Wherever "name" appears in a line, list that line.
# # # # # # #
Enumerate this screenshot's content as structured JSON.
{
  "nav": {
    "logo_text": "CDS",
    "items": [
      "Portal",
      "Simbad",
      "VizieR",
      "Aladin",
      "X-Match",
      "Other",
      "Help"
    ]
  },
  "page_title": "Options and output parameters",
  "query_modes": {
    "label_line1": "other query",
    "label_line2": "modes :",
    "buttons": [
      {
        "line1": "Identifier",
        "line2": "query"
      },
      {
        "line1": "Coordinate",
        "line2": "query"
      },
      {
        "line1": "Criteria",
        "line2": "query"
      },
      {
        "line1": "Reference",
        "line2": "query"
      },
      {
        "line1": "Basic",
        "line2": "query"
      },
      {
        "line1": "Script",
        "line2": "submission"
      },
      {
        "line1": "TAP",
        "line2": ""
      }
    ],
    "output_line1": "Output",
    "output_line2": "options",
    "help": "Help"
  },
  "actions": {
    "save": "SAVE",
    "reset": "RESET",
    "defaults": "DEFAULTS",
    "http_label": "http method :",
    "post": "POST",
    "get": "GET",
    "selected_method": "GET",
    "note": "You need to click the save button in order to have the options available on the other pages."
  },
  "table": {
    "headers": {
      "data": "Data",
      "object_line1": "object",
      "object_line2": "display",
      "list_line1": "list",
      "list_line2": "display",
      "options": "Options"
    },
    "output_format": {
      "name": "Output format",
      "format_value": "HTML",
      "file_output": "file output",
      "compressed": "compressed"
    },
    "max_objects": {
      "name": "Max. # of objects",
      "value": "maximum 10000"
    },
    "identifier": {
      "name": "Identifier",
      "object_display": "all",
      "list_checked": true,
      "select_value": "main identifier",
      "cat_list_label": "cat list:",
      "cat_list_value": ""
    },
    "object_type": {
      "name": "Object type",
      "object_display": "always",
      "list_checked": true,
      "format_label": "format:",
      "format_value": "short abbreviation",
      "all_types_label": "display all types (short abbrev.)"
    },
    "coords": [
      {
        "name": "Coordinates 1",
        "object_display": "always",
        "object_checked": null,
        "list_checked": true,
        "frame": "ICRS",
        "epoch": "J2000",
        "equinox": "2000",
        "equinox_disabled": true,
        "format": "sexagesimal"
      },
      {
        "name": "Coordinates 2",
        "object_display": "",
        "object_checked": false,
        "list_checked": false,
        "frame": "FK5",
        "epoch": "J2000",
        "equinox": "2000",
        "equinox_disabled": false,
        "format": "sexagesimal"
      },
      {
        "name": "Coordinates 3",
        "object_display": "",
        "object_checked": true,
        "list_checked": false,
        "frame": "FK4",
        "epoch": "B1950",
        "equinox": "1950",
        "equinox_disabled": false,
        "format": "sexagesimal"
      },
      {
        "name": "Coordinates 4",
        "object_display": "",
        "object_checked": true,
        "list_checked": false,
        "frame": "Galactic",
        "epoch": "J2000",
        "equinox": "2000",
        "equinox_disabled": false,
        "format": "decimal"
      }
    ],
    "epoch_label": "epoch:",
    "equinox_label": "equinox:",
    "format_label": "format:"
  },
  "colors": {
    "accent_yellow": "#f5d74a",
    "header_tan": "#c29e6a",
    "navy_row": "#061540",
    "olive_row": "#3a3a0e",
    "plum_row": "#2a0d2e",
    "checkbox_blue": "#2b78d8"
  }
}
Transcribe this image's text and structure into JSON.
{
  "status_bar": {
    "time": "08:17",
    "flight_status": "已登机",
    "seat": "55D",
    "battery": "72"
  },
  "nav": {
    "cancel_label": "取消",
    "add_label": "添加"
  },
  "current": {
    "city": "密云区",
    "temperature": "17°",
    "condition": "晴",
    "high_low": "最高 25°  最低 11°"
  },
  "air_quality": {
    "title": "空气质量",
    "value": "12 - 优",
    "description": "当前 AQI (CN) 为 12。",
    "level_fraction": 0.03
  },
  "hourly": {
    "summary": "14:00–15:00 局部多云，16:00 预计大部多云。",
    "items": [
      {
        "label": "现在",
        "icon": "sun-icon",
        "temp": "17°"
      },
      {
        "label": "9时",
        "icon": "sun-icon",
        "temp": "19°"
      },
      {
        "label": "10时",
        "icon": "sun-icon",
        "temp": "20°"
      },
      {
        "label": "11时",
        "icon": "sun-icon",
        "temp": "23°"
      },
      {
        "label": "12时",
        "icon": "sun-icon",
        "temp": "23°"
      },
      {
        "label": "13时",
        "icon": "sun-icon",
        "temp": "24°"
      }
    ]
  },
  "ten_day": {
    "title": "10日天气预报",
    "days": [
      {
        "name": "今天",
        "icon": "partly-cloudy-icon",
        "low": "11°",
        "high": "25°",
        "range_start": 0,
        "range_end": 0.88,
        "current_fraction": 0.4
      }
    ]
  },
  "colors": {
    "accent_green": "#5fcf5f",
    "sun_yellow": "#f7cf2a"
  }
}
# # # # # # #
### Final result
      "name": "Output format",
      "name": "Max. # of objects",
      "name": "Identifier",
      "name": "Object type",
        "name": "Coordinates 1",
        "name": "Coordinates 2",
        "name": "Coordinates 3",
        "name": "Coordinates 4",
        "name": "今天",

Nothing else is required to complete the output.